**GIVEN EXERCISE**:
Every record that follows should be printed verbatim.

Data entries:

....

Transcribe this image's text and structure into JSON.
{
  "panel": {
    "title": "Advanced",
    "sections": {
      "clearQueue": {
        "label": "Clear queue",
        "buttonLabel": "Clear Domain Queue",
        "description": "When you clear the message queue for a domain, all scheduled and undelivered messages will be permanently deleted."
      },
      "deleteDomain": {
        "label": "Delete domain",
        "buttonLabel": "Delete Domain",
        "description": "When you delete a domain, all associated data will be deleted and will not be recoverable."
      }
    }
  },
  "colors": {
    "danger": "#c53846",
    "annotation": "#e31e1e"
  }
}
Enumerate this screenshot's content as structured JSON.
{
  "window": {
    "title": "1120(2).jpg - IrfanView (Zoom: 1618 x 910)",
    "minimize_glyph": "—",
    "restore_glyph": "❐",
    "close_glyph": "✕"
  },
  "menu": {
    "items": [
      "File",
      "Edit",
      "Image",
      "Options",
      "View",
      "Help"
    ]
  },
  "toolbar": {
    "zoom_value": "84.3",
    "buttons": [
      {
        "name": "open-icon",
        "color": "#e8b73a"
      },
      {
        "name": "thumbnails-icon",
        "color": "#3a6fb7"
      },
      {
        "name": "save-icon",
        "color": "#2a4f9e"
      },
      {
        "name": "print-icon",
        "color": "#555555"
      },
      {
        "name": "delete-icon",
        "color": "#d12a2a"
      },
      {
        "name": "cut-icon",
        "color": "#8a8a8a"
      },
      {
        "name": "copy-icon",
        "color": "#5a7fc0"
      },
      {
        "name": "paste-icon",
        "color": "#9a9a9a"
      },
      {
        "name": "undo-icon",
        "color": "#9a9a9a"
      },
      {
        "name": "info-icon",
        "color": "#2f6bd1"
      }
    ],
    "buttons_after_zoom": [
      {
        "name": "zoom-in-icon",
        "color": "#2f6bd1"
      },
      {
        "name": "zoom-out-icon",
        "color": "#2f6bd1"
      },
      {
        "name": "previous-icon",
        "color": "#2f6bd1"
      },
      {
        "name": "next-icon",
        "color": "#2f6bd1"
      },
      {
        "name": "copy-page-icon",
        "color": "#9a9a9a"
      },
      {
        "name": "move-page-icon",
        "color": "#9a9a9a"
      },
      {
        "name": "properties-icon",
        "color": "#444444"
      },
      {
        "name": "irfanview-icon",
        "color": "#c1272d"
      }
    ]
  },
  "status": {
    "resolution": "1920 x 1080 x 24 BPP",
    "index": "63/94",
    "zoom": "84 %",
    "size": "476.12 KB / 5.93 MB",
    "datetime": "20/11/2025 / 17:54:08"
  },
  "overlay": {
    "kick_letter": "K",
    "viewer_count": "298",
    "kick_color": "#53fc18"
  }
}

....

**RESPONSE TO THE TASK**:
Transcribe this image's text and structure into JSON.
{
  "panel": {
    "title": "Advanced",
    "sections": {
      "clearQueue": {
        "label": "Clear queue",
        "buttonLabel": "Clear Domain Queue",
        "description": "When you clear the message queue for a domain, all scheduled and undelivered messages will be permanently deleted."
      },
      "deleteDomain": {
        "label": "Delete domain",
        "buttonLabel": "Delete Domain",
        "description": "When you delete a domain, all associated data will be deleted and will not be recoverable."
      }
    }
  },
  "colors": {
    "danger": "#c53846",
    "annotation": "#e31e1e"
  }
}
Enumerate this screenshot's content as structured JSON.
{
  "window": {
    "title": "1120(2).jpg - IrfanView (Zoom: 1618 x 910)",
    "minimize_glyph": "—",
    "restore_glyph": "❐",
    "close_glyph": "✕"
  },
  "menu": {
    "items": [
      "File",
      "Edit",
      "Image",
      "Options",
      "View",
      "Help"
    ]
  },
  "toolbar": {
    "zoom_value": "84.3",
    "buttons": [
      {
        "name": "open-icon",
        "color": "#e8b73a"
      },
      {
        "name": "thumbnails-icon",
        "color": "#3a6fb7"
      },
      {
        "name": "save-icon",
        "color": "#2a4f9e"
      },
      {
        "name": "print-icon",
        "color": "#555555"
      },
      {
        "name": "delete-icon",
        "color": "#d12a2a"
      },
      {
        "name": "cut-icon",
        "color": "#8a8a8a"
      },
      {
        "name": "copy-icon",
        "color": "#5a7fc0"
      },
      {
        "name": "paste-icon",
        "color": "#9a9a9a"
      },
      {
        "name": "undo-icon",
        "color": "#9a9a9a"
      },
      {
        "name": "info-icon",
        "color": "#2f6bd1"
      }
    ],
    "buttons_after_zoom": [
      {
        "name": "zoom-in-icon",
        "color": "#2f6bd1"
      },
      {
        "name": "zoom-out-icon",
        "color": "#2f6bd1"
      },
      {
        "name": "previous-icon",
        "color": "#2f6bd1"
      },
      {
        "name": "next-icon",
        "color": "#2f6bd1"
      },
      {
        "name": "copy-page-icon",
        "color": "#9a9a9a"
      },
      {
        "name": "move-page-icon",
        "color": "#9a9a9a"
      },
      {
        "name": "properties-icon",
        "color": "#444444"
      },
      {
        "name": "irfanview-icon",
        "color": "#c1272d"
      }
    ]
  },
  "status": {
    "resolution": "1920 x 1080 x 24 BPP",
    "index": "63/94",
    "zoom": "84 %",
    "size": "476.12 KB / 5.93 MB",
    "datetime": "20/11/2025 / 17:54:08"
  },
  "overlay": {
    "kick_letter": "K",
    "viewer_count": "298",
    "kick_color": "#53fc18"
  }
}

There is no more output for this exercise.